**Goal of the exercise**. Find every line in the data that contains the word "DNase". Return each of those lines.
···
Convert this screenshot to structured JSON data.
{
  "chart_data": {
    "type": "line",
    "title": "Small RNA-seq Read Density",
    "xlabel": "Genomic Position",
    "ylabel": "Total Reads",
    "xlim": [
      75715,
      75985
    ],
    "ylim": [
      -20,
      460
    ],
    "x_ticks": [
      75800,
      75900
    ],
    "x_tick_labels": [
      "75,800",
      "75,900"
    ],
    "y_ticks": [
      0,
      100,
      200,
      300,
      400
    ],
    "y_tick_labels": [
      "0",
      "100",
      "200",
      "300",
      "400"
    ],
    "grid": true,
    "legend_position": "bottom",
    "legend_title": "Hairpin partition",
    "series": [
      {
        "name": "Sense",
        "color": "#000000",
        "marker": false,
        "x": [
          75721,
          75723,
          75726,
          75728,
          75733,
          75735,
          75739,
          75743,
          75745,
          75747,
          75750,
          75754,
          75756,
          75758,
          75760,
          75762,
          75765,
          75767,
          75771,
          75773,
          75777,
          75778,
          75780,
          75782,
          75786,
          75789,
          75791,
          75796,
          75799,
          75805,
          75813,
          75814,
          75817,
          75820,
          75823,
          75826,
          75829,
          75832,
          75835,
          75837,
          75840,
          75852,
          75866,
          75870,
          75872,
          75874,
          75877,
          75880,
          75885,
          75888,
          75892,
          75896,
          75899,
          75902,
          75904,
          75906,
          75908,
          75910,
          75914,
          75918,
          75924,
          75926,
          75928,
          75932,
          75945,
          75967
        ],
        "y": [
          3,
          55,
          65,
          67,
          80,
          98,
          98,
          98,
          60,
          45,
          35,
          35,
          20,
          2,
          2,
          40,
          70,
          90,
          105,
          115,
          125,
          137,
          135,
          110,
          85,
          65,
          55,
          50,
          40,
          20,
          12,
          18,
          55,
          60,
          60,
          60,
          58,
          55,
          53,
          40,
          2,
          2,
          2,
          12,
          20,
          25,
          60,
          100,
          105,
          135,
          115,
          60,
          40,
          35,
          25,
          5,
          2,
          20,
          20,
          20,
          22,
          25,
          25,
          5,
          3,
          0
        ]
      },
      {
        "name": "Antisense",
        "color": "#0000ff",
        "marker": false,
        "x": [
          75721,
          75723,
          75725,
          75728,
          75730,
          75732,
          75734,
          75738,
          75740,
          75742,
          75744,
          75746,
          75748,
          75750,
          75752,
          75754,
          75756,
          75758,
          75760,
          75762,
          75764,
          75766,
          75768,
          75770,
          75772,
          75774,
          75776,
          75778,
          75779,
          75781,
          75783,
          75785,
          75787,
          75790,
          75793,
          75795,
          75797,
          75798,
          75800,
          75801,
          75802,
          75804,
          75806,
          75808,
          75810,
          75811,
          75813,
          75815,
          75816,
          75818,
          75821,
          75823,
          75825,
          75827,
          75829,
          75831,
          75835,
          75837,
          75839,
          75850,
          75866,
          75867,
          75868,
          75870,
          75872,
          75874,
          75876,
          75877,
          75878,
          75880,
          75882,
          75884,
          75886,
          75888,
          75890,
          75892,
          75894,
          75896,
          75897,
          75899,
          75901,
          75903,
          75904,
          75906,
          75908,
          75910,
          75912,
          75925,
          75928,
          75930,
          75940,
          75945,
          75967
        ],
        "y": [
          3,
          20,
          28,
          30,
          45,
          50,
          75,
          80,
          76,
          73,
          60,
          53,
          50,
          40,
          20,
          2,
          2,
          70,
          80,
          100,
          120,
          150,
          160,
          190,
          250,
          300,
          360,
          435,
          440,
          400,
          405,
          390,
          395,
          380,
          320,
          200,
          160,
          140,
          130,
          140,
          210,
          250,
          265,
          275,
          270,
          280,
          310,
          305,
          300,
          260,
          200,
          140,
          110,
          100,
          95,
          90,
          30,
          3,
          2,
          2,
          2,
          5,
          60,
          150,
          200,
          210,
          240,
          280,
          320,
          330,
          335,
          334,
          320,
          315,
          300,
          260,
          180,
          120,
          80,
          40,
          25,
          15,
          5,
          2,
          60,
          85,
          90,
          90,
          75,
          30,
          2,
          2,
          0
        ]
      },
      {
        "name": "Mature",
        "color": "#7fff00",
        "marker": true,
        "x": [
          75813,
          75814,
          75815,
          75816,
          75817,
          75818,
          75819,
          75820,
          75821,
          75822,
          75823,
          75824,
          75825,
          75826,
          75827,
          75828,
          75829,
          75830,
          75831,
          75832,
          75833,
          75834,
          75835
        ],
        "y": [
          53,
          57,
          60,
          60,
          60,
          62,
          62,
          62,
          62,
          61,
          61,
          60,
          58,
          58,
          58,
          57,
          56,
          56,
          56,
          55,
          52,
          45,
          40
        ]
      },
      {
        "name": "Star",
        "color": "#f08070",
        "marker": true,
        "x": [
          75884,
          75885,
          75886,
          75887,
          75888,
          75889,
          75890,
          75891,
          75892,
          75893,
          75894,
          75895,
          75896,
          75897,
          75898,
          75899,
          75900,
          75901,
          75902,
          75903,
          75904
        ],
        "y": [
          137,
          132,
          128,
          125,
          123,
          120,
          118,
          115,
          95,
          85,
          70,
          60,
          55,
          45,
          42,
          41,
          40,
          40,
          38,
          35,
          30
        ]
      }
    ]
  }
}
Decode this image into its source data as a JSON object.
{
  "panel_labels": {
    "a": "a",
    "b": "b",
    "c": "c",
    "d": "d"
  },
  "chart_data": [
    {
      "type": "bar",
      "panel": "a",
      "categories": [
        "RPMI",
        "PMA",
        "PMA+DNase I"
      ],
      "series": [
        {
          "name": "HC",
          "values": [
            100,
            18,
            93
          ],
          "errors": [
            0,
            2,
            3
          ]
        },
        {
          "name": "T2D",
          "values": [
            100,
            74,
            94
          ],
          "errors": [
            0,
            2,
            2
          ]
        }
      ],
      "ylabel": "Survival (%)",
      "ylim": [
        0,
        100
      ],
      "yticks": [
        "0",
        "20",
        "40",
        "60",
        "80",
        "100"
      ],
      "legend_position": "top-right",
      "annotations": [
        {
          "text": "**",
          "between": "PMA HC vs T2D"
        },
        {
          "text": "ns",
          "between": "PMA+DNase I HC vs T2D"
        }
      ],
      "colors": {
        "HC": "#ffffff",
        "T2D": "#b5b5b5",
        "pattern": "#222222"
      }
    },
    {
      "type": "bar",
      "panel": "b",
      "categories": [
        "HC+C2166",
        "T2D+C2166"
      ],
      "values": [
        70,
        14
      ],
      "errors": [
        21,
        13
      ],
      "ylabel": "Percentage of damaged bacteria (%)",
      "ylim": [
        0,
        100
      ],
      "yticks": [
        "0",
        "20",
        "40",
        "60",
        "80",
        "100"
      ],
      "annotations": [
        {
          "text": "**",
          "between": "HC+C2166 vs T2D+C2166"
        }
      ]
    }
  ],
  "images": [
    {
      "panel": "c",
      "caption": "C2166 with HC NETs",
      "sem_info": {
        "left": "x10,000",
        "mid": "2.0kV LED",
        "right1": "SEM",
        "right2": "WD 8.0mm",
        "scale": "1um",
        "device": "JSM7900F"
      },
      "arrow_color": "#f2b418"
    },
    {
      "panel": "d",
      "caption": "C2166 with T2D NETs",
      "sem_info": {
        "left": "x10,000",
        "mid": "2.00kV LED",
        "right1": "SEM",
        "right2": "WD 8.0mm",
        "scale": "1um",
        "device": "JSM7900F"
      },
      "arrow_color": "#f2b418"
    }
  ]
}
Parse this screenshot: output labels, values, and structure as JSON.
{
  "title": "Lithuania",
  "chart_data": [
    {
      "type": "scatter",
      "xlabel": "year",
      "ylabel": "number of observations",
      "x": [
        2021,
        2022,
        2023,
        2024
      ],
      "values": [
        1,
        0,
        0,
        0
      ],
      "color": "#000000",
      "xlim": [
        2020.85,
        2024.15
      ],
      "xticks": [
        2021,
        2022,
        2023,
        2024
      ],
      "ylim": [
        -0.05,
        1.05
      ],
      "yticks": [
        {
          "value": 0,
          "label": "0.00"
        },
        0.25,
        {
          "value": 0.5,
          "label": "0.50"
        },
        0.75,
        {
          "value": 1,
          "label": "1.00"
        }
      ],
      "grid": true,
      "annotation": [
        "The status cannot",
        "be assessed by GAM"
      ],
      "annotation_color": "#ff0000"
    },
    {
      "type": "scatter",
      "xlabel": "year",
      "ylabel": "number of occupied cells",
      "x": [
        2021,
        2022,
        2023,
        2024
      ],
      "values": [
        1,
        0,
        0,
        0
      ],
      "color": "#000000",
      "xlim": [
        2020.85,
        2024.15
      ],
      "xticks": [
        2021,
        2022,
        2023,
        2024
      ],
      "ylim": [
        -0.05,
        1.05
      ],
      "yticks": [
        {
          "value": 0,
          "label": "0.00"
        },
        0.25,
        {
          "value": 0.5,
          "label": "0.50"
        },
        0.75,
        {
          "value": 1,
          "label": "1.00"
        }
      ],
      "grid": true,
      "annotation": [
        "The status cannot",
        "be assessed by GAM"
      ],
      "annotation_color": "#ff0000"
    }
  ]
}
···
**Response for this exercise**.
        "PMA+DNase I"
          "between": "PMA+DNase I HC vs T2D"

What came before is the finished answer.